WORK REQUIRED => Could you pull out every one of the lines below and reproduce each one character for character, with nothing changed?

ENTRIES PROVIDED =>
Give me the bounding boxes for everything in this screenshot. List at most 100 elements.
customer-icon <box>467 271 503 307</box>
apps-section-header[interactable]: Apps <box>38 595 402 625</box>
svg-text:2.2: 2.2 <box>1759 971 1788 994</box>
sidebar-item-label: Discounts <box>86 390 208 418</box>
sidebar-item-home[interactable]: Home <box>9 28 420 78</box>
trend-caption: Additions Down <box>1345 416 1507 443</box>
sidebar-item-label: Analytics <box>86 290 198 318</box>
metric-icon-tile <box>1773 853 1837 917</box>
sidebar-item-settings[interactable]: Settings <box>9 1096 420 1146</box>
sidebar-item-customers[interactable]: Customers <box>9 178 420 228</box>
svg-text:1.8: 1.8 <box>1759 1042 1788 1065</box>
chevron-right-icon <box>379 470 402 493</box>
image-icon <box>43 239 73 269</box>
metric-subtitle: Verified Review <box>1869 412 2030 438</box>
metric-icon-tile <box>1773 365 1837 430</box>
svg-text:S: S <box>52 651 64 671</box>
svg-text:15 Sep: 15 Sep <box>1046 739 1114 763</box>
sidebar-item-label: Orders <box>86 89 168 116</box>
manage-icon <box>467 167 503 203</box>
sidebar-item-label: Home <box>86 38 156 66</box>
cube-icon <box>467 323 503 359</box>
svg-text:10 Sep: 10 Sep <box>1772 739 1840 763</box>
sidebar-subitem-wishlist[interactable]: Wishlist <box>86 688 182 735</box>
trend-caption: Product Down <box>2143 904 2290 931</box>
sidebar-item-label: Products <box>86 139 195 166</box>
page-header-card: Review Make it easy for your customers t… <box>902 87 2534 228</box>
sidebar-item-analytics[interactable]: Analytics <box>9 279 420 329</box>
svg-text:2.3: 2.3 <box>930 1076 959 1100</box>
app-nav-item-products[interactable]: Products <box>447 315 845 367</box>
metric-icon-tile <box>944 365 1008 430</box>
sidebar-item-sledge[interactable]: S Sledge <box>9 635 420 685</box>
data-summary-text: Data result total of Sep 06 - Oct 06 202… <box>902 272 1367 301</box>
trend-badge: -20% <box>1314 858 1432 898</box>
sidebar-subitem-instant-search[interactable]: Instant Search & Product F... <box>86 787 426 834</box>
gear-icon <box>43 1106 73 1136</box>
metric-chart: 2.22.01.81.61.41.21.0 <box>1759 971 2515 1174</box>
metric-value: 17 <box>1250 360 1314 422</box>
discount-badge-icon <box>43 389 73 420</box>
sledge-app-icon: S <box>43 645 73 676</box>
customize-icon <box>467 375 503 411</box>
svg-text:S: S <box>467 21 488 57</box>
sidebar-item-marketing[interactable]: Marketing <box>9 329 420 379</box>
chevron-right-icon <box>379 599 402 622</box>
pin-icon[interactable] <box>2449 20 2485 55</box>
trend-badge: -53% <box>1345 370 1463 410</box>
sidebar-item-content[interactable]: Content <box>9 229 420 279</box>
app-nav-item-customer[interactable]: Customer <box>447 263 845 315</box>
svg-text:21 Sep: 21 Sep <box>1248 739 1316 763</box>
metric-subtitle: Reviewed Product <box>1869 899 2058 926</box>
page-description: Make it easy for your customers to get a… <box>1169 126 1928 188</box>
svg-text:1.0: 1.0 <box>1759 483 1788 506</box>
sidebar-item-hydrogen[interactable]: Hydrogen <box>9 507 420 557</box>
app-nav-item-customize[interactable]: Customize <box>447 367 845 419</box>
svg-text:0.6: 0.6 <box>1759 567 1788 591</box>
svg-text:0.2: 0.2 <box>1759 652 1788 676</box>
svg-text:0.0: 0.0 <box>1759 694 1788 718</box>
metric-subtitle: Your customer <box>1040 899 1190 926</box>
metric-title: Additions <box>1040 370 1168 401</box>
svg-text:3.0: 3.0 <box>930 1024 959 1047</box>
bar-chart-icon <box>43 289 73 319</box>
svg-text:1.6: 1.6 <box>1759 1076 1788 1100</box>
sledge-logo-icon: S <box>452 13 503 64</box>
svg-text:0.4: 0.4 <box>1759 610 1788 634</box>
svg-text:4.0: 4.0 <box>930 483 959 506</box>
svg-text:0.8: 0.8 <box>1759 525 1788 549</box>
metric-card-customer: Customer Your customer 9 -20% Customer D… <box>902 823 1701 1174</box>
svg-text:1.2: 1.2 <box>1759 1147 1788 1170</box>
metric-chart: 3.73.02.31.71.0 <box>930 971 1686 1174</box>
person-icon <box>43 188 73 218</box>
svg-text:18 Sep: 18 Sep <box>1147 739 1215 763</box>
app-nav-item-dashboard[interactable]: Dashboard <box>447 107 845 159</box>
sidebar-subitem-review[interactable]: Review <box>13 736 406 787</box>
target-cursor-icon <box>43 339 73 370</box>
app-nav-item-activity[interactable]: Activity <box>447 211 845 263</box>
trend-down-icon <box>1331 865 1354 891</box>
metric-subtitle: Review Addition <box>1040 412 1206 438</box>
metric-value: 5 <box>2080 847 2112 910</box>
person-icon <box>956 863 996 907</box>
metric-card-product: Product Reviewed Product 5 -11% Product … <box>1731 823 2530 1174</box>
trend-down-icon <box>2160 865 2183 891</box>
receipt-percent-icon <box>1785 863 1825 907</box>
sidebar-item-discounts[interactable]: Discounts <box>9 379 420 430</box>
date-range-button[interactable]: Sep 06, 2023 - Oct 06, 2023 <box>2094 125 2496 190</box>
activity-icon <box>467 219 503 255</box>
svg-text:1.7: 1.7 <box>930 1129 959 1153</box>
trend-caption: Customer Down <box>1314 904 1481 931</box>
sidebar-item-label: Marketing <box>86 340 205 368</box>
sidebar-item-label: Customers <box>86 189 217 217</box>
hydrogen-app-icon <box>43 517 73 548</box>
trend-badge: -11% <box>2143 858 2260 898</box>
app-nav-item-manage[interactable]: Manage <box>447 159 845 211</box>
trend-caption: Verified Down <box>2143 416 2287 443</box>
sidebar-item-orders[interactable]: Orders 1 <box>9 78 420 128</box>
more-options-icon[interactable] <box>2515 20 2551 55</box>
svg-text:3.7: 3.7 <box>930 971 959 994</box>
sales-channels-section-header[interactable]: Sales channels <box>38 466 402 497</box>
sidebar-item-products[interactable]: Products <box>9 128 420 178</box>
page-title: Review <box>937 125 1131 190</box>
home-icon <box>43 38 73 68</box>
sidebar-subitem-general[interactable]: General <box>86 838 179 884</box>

TASK ANSWER =>
Give me the bounding boxes for everything in this screenshot. List at most 100 elements.
customer-icon <box>467 271 503 307</box>
apps-section-header[interactable]: Apps <box>38 595 402 625</box>
svg-text:2.2: 2.2 <box>1759 971 1788 994</box>
sidebar-item-label: Discounts <box>86 390 208 418</box>
sidebar-item-home[interactable]: Home <box>9 28 420 78</box>
trend-caption: Additions Down <box>1345 416 1507 443</box>
sidebar-item-label: Analytics <box>86 290 198 318</box>
metric-icon-tile <box>1773 853 1837 917</box>
sidebar-item-settings[interactable]: Settings <box>9 1096 420 1146</box>
sidebar-item-customers[interactable]: Customers <box>9 178 420 228</box>
svg-text:1.8: 1.8 <box>1759 1042 1788 1065</box>
chevron-right-icon <box>379 470 402 493</box>
image-icon <box>43 239 73 269</box>
metric-subtitle: Verified Review <box>1869 412 2030 438</box>
metric-icon-tile <box>1773 365 1837 430</box>
svg-text:S: S <box>52 651 64 671</box>
svg-text:15 Sep: 15 Sep <box>1046 739 1114 763</box>
sidebar-item-label: Orders <box>86 89 168 116</box>
manage-icon <box>467 167 503 203</box>
sidebar-item-label: Home <box>86 38 156 66</box>
cube-icon <box>467 323 503 359</box>
svg-text:10 Sep: 10 Sep <box>1772 739 1840 763</box>
sidebar-subitem-wishlist[interactable]: Wishlist <box>86 688 182 735</box>
trend-caption: Product Down <box>2143 904 2290 931</box>
sidebar-item-label: Products <box>86 139 195 166</box>
page-header-card: Review Make it easy for your customers t… <box>902 87 2534 228</box>
sidebar-item-analytics[interactable]: Analytics <box>9 279 420 329</box>
svg-text:2.3: 2.3 <box>930 1076 959 1100</box>
app-nav-item-products[interactable]: Products <box>447 315 845 367</box>
metric-icon-tile <box>944 365 1008 430</box>
sidebar-item-sledge[interactable]: S Sledge <box>9 635 420 685</box>
data-summary-text: Data result total of Sep 06 - Oct 06 202… <box>902 272 1367 301</box>
trend-badge: -20% <box>1314 858 1432 898</box>
sidebar-subitem-instant-search[interactable]: Instant Search & Product F... <box>86 787 426 834</box>
gear-icon <box>43 1106 73 1136</box>
metric-chart: 2.22.01.81.61.41.21.0 <box>1759 971 2515 1174</box>
metric-value: 17 <box>1250 360 1314 422</box>
discount-badge-icon <box>43 389 73 420</box>
sledge-app-icon: S <box>43 645 73 676</box>
customize-icon <box>467 375 503 411</box>
svg-text:S: S <box>467 21 488 57</box>
sidebar-item-marketing[interactable]: Marketing <box>9 329 420 379</box>
chevron-right-icon <box>379 599 402 622</box>
pin-icon[interactable] <box>2449 20 2485 55</box>
trend-badge: -53% <box>1345 370 1463 410</box>
sidebar-item-content[interactable]: Content <box>9 229 420 279</box>
app-nav-item-customer[interactable]: Customer <box>447 263 845 315</box>
svg-text:21 Sep: 21 Sep <box>1248 739 1316 763</box>
metric-subtitle: Reviewed Product <box>1869 899 2058 926</box>
page-description: Make it easy for your customers to get a… <box>1169 126 1928 188</box>
svg-text:1.0: 1.0 <box>1759 483 1788 506</box>
sidebar-item-hydrogen[interactable]: Hydrogen <box>9 507 420 557</box>
app-nav-item-customize[interactable]: Customize <box>447 367 845 419</box>
svg-text:0.6: 0.6 <box>1759 567 1788 591</box>
svg-text:0.2: 0.2 <box>1759 652 1788 676</box>
svg-text:0.0: 0.0 <box>1759 694 1788 718</box>
metric-subtitle: Your customer <box>1040 899 1190 926</box>
metric-title: Additions <box>1040 370 1168 401</box>
svg-text:3.0: 3.0 <box>930 1024 959 1047</box>
bar-chart-icon <box>43 289 73 319</box>
svg-text:1.6: 1.6 <box>1759 1076 1788 1100</box>
sledge-logo-icon: S <box>452 13 503 64</box>
svg-text:0.4: 0.4 <box>1759 610 1788 634</box>
svg-text:4.0: 4.0 <box>930 483 959 506</box>
svg-text:0.8: 0.8 <box>1759 525 1788 549</box>
metric-card-customer: Customer Your customer 9 -20% Customer D… <box>902 823 1701 1174</box>
svg-text:1.2: 1.2 <box>1759 1147 1788 1170</box>
metric-chart: 3.73.02.31.71.0 <box>930 971 1686 1174</box>
person-icon <box>43 188 73 218</box>
svg-text:18 Sep: 18 Sep <box>1147 739 1215 763</box>
app-nav-item-dashboard[interactable]: Dashboard <box>447 107 845 159</box>
sidebar-subitem-review[interactable]: Review <box>13 736 406 787</box>
target-cursor-icon <box>43 339 73 370</box>
app-nav-item-activity[interactable]: Activity <box>447 211 845 263</box>
trend-down-icon <box>1331 865 1354 891</box>
metric-subtitle: Review Addition <box>1040 412 1206 438</box>
metric-value: 5 <box>2080 847 2112 910</box>
person-icon <box>956 863 996 907</box>
metric-card-product: Product Reviewed Product 5 -11% Product … <box>1731 823 2530 1174</box>
trend-down-icon <box>2160 865 2183 891</box>
receipt-percent-icon <box>1785 863 1825 907</box>
sidebar-item-discounts[interactable]: Discounts <box>9 379 420 430</box>
date-range-button[interactable]: Sep 06, 2023 - Oct 06, 2023 <box>2094 125 2496 190</box>
activity-icon <box>467 219 503 255</box>
svg-text:1.7: 1.7 <box>930 1129 959 1153</box>
trend-caption: Customer Down <box>1314 904 1481 931</box>
sidebar-item-label: Marketing <box>86 340 205 368</box>
sidebar-item-label: Customers <box>86 189 217 217</box>
hydrogen-app-icon <box>43 517 73 548</box>
trend-badge: -11% <box>2143 858 2260 898</box>
app-nav-item-manage[interactable]: Manage <box>447 159 845 211</box>
trend-caption: Verified Down <box>2143 416 2287 443</box>
sidebar-item-orders[interactable]: Orders 1 <box>9 78 420 128</box>
more-options-icon[interactable] <box>2515 20 2551 55</box>
svg-text:3.7: 3.7 <box>930 971 959 994</box>
sales-channels-section-header[interactable]: Sales channels <box>38 466 402 497</box>
sidebar-item-products[interactable]: Products <box>9 128 420 178</box>
page-title: Review <box>937 125 1131 190</box>
home-icon <box>43 38 73 68</box>
sidebar-subitem-general[interactable]: General <box>86 838 179 884</box>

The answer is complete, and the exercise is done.